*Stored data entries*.
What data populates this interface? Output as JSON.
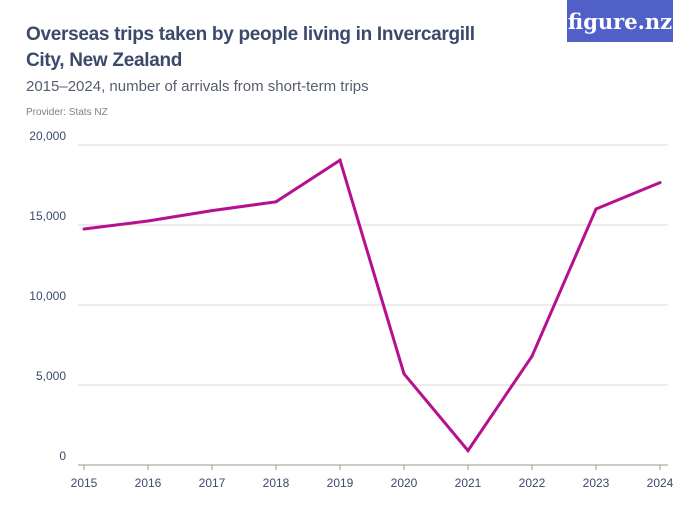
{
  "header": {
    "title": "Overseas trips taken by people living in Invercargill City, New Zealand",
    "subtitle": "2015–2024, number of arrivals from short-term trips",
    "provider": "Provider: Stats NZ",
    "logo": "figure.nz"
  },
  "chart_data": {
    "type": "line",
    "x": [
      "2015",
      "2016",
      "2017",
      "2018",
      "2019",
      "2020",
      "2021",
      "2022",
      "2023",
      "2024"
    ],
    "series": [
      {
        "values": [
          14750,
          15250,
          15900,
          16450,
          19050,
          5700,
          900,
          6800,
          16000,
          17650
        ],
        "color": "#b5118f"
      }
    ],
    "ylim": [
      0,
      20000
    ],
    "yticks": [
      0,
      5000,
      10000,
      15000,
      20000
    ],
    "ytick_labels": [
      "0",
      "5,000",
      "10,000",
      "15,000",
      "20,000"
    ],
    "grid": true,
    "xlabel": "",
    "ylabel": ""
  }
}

* * *

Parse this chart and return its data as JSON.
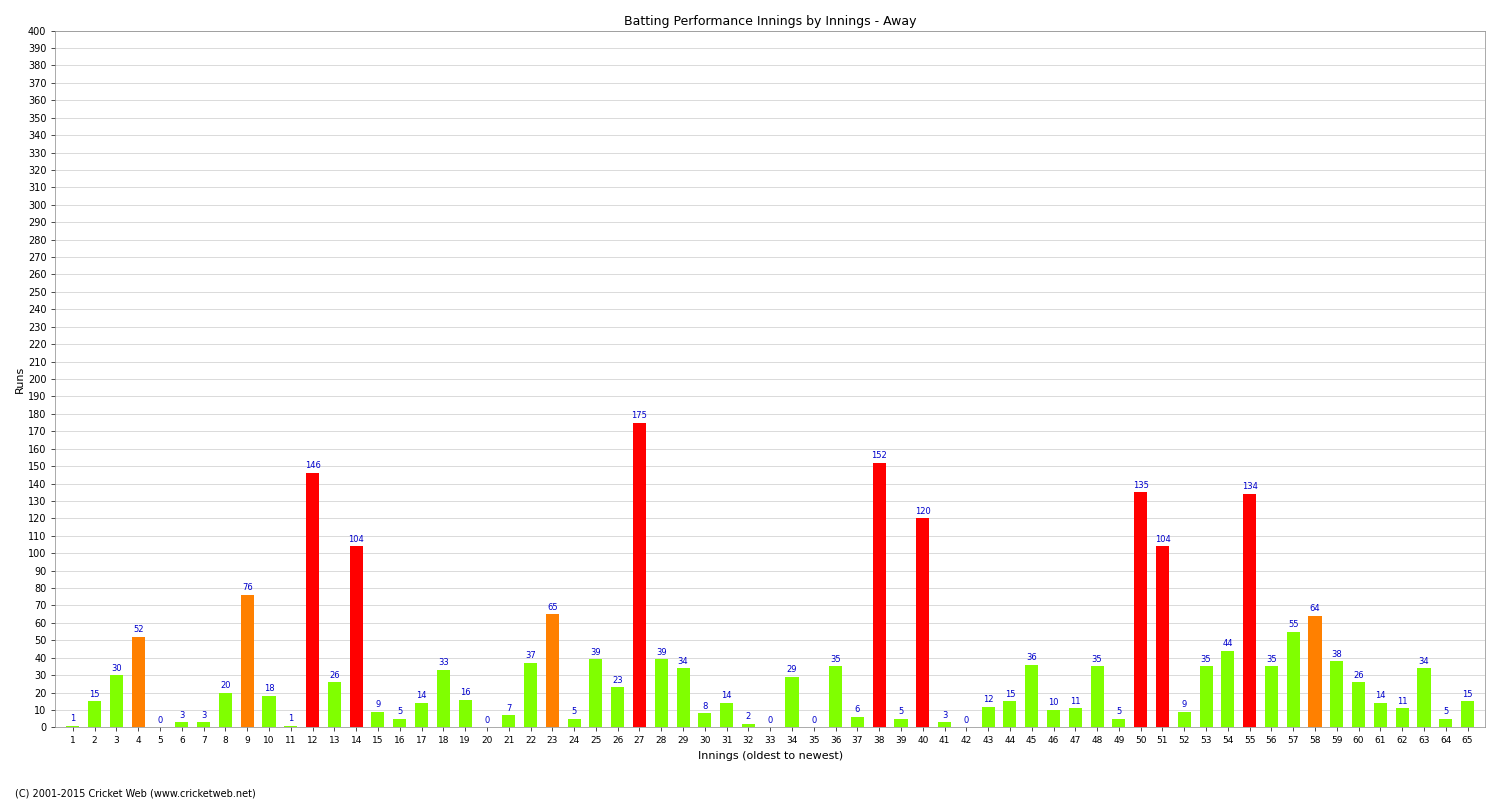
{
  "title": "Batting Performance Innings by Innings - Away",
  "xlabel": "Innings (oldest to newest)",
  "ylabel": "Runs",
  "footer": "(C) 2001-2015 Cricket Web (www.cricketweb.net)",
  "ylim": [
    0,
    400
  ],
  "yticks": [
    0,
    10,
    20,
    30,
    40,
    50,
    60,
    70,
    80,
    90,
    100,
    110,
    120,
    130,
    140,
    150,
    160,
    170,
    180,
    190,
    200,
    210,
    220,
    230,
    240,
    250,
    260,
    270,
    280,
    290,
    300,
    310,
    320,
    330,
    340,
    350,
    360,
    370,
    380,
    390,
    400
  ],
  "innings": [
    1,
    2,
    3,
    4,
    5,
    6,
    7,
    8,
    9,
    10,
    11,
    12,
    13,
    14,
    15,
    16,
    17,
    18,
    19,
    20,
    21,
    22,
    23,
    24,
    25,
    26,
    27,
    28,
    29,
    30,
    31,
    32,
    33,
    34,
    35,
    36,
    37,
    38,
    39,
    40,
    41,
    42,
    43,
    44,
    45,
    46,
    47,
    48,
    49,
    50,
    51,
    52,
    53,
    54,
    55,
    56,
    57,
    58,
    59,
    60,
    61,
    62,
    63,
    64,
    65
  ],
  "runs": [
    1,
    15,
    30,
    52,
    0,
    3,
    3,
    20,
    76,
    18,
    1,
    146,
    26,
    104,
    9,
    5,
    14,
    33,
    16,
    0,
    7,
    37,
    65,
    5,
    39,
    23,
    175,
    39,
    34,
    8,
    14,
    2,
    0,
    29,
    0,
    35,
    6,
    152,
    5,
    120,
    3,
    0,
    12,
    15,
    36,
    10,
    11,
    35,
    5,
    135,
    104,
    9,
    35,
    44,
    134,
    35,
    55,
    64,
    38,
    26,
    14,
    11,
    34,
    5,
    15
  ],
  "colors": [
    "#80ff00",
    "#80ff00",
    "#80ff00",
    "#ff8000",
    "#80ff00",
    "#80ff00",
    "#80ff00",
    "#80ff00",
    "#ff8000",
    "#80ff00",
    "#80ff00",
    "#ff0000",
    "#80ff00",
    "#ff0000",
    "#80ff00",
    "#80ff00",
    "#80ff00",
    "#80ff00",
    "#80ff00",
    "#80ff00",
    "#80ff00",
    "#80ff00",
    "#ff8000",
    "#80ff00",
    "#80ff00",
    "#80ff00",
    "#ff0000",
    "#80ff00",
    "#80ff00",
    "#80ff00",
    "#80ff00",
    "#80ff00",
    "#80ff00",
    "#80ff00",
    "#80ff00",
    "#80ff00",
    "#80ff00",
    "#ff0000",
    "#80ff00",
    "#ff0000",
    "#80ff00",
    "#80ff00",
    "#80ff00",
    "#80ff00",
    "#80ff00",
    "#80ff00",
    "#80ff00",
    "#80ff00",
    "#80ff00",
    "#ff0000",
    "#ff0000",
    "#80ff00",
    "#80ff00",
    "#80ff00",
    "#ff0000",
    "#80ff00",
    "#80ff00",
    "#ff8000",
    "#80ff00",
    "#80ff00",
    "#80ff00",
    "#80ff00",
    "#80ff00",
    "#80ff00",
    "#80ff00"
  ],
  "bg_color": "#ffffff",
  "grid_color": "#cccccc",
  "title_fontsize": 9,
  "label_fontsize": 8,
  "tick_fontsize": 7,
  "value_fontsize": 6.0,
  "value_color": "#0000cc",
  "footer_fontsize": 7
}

*EXERCISE*. Using the listing above, pick out each line that contains the word "this", then copy it.

*TASK SOLUTION*.
What data populates this interface? Output as JSON.
Parse this chart and return its data as JSON.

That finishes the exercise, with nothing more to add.